» **Task to carry out**:
Please reproduce every one of the rows below word for word, changing nothing.

» **Data extract**:
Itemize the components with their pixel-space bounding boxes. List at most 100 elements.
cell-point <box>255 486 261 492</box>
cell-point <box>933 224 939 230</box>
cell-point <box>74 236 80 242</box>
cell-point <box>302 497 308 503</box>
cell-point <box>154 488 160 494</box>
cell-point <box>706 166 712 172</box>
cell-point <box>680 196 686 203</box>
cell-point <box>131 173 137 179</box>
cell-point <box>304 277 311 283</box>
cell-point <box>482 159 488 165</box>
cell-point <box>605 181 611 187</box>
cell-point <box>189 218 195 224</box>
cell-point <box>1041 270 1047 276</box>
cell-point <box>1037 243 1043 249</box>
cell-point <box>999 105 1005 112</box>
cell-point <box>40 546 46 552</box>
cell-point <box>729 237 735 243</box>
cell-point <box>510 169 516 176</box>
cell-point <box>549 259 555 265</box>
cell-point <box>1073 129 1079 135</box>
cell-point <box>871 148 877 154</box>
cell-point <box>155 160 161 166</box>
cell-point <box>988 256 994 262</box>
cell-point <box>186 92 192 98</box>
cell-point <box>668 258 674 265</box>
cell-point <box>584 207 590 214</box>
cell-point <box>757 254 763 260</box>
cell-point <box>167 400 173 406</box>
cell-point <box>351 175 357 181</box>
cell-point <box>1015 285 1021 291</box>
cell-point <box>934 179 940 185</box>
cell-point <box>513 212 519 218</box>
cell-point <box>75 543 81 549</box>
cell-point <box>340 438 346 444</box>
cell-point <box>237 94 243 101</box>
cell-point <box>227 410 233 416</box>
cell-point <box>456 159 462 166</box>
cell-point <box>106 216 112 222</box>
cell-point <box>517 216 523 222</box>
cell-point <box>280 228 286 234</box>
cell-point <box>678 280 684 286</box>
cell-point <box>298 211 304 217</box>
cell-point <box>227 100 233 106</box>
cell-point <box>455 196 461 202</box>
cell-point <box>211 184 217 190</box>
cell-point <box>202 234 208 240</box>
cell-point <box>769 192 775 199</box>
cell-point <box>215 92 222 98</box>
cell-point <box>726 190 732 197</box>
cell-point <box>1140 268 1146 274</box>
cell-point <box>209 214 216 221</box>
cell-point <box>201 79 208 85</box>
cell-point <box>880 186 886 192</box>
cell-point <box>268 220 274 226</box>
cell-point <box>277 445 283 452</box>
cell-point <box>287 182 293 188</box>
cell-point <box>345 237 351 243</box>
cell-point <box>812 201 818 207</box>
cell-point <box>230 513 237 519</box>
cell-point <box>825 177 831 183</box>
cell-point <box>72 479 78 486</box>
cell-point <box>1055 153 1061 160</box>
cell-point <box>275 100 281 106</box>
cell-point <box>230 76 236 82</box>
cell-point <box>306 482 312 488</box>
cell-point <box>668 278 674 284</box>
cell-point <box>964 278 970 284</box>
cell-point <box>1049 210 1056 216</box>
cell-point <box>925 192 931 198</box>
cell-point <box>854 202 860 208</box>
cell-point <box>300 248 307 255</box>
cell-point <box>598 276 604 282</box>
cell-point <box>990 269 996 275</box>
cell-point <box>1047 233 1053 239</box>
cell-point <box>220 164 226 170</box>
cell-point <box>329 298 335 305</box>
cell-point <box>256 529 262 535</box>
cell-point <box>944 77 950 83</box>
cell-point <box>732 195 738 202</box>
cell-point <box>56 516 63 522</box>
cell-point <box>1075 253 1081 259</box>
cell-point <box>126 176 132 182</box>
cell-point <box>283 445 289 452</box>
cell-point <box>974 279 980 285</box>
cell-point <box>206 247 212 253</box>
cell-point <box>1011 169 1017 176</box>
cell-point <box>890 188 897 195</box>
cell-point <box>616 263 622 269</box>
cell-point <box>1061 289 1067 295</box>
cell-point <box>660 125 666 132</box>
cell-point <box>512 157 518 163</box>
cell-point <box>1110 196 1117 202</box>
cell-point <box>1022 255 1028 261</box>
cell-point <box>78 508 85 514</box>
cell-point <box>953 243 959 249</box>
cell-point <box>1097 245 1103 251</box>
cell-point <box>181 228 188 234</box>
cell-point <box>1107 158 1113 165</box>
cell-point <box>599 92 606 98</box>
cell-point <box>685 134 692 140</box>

» **Full output**:
Itemize the components with their pixel-space bounding boxes. List at most 100 elements.
cell-point <box>255 486 261 492</box>
cell-point <box>933 224 939 230</box>
cell-point <box>74 236 80 242</box>
cell-point <box>302 497 308 503</box>
cell-point <box>154 488 160 494</box>
cell-point <box>706 166 712 172</box>
cell-point <box>680 196 686 203</box>
cell-point <box>131 173 137 179</box>
cell-point <box>304 277 311 283</box>
cell-point <box>482 159 488 165</box>
cell-point <box>605 181 611 187</box>
cell-point <box>189 218 195 224</box>
cell-point <box>1041 270 1047 276</box>
cell-point <box>1037 243 1043 249</box>
cell-point <box>999 105 1005 112</box>
cell-point <box>40 546 46 552</box>
cell-point <box>729 237 735 243</box>
cell-point <box>510 169 516 176</box>
cell-point <box>549 259 555 265</box>
cell-point <box>1073 129 1079 135</box>
cell-point <box>871 148 877 154</box>
cell-point <box>155 160 161 166</box>
cell-point <box>988 256 994 262</box>
cell-point <box>186 92 192 98</box>
cell-point <box>668 258 674 265</box>
cell-point <box>584 207 590 214</box>
cell-point <box>757 254 763 260</box>
cell-point <box>167 400 173 406</box>
cell-point <box>351 175 357 181</box>
cell-point <box>1015 285 1021 291</box>
cell-point <box>934 179 940 185</box>
cell-point <box>513 212 519 218</box>
cell-point <box>75 543 81 549</box>
cell-point <box>340 438 346 444</box>
cell-point <box>237 94 243 101</box>
cell-point <box>227 410 233 416</box>
cell-point <box>456 159 462 166</box>
cell-point <box>106 216 112 222</box>
cell-point <box>517 216 523 222</box>
cell-point <box>280 228 286 234</box>
cell-point <box>678 280 684 286</box>
cell-point <box>298 211 304 217</box>
cell-point <box>227 100 233 106</box>
cell-point <box>455 196 461 202</box>
cell-point <box>211 184 217 190</box>
cell-point <box>202 234 208 240</box>
cell-point <box>769 192 775 199</box>
cell-point <box>215 92 222 98</box>
cell-point <box>726 190 732 197</box>
cell-point <box>1140 268 1146 274</box>
cell-point <box>209 214 216 221</box>
cell-point <box>201 79 208 85</box>
cell-point <box>880 186 886 192</box>
cell-point <box>268 220 274 226</box>
cell-point <box>277 445 283 452</box>
cell-point <box>287 182 293 188</box>
cell-point <box>345 237 351 243</box>
cell-point <box>812 201 818 207</box>
cell-point <box>230 513 237 519</box>
cell-point <box>825 177 831 183</box>
cell-point <box>72 479 78 486</box>
cell-point <box>1055 153 1061 160</box>
cell-point <box>275 100 281 106</box>
cell-point <box>230 76 236 82</box>
cell-point <box>306 482 312 488</box>
cell-point <box>668 278 674 284</box>
cell-point <box>964 278 970 284</box>
cell-point <box>1049 210 1056 216</box>
cell-point <box>925 192 931 198</box>
cell-point <box>854 202 860 208</box>
cell-point <box>300 248 307 255</box>
cell-point <box>598 276 604 282</box>
cell-point <box>990 269 996 275</box>
cell-point <box>1047 233 1053 239</box>
cell-point <box>220 164 226 170</box>
cell-point <box>329 298 335 305</box>
cell-point <box>256 529 262 535</box>
cell-point <box>944 77 950 83</box>
cell-point <box>732 195 738 202</box>
cell-point <box>56 516 63 522</box>
cell-point <box>1075 253 1081 259</box>
cell-point <box>126 176 132 182</box>
cell-point <box>283 445 289 452</box>
cell-point <box>974 279 980 285</box>
cell-point <box>206 247 212 253</box>
cell-point <box>1011 169 1017 176</box>
cell-point <box>890 188 897 195</box>
cell-point <box>616 263 622 269</box>
cell-point <box>1061 289 1067 295</box>
cell-point <box>660 125 666 132</box>
cell-point <box>512 157 518 163</box>
cell-point <box>1110 196 1117 202</box>
cell-point <box>1022 255 1028 261</box>
cell-point <box>78 508 85 514</box>
cell-point <box>953 243 959 249</box>
cell-point <box>1097 245 1103 251</box>
cell-point <box>181 228 188 234</box>
cell-point <box>1107 158 1113 165</box>
cell-point <box>599 92 606 98</box>
cell-point <box>685 134 692 140</box>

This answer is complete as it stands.